━━ MATERIAL FOR THIS EXERCISE ━━
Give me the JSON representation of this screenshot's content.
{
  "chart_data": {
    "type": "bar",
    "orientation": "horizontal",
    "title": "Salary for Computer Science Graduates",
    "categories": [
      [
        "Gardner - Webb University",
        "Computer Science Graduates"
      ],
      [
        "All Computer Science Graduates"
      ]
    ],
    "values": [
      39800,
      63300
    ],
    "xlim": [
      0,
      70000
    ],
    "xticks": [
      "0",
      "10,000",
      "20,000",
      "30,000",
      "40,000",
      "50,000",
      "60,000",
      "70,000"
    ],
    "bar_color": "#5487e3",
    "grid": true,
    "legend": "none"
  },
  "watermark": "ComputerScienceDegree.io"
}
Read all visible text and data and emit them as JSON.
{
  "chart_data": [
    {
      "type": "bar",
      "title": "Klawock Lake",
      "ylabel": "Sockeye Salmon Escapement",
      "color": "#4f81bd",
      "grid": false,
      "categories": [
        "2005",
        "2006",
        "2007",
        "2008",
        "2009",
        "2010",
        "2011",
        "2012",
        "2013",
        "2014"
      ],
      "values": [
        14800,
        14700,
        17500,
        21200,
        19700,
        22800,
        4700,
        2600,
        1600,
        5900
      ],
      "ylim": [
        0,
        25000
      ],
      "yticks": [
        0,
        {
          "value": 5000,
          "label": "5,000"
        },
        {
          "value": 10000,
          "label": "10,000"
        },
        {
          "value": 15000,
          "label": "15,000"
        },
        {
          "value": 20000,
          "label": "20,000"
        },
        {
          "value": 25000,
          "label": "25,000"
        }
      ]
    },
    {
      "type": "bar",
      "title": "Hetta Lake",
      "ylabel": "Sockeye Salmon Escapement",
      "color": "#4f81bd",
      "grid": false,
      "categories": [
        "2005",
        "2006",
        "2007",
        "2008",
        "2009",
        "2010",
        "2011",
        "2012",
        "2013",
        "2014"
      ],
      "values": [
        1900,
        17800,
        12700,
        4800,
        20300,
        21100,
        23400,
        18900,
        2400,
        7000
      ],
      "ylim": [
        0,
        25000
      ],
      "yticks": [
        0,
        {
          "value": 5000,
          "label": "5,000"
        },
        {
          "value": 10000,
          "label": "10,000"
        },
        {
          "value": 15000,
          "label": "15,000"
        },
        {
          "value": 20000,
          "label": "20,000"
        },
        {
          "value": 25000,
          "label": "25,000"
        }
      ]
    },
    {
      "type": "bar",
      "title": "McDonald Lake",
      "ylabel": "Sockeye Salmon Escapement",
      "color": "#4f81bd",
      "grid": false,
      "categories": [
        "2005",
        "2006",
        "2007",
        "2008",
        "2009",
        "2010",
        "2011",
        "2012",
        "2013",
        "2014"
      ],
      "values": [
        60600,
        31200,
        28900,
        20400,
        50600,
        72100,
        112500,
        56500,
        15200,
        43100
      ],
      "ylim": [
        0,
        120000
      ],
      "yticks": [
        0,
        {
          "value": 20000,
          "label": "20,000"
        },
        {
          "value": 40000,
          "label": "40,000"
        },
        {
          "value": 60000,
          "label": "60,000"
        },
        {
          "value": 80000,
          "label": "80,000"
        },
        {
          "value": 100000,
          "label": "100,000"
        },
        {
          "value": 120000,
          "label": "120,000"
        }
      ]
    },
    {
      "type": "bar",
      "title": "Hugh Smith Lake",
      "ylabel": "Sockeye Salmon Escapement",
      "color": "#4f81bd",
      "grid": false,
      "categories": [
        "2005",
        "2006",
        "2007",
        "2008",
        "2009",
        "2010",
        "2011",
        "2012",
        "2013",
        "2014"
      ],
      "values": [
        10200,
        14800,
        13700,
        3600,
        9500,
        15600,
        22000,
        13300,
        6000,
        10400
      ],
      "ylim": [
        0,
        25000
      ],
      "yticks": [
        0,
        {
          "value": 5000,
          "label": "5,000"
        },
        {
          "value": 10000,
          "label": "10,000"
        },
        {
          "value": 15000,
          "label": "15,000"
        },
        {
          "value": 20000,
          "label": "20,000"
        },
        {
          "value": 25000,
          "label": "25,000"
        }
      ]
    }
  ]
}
━━━
━━ MATERIAL FOR THIS EXERCISE ━━
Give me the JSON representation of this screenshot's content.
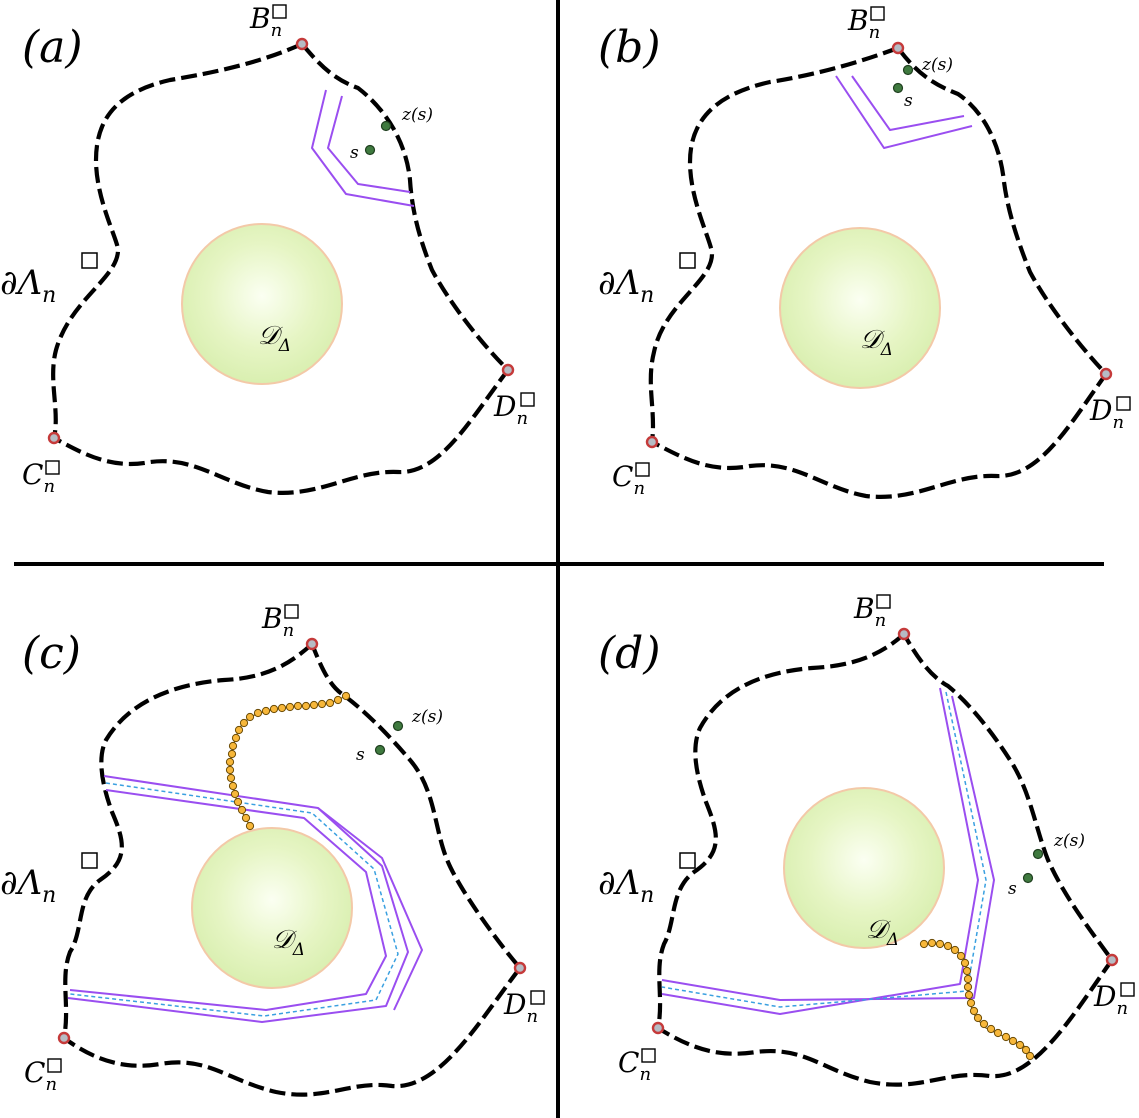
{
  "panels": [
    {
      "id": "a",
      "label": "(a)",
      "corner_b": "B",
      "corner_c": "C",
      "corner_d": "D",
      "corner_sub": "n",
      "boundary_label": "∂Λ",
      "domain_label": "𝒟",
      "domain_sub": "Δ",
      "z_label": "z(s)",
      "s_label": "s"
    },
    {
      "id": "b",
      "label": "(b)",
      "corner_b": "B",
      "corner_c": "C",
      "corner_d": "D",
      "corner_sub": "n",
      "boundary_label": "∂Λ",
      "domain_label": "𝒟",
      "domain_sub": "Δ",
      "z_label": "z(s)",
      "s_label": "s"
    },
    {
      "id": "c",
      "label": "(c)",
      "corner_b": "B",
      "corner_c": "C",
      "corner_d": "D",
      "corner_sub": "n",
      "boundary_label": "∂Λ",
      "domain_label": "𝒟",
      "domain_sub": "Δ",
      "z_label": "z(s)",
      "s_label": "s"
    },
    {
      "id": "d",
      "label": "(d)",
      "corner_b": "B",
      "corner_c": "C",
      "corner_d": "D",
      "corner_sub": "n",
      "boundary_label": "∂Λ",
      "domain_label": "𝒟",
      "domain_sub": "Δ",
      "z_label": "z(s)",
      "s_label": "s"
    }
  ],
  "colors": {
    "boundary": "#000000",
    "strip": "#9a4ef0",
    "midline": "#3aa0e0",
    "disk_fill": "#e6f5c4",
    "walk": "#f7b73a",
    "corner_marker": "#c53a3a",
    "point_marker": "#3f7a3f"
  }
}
━━━
→ **AIM**
Identify each line holding the string "Lake", and copy it out.

→ **REPLY**
      "title": "Klawock Lake",
      "title": "Hetta Lake",
      "title": "McDonald Lake",
      "title": "Hugh Smith Lake",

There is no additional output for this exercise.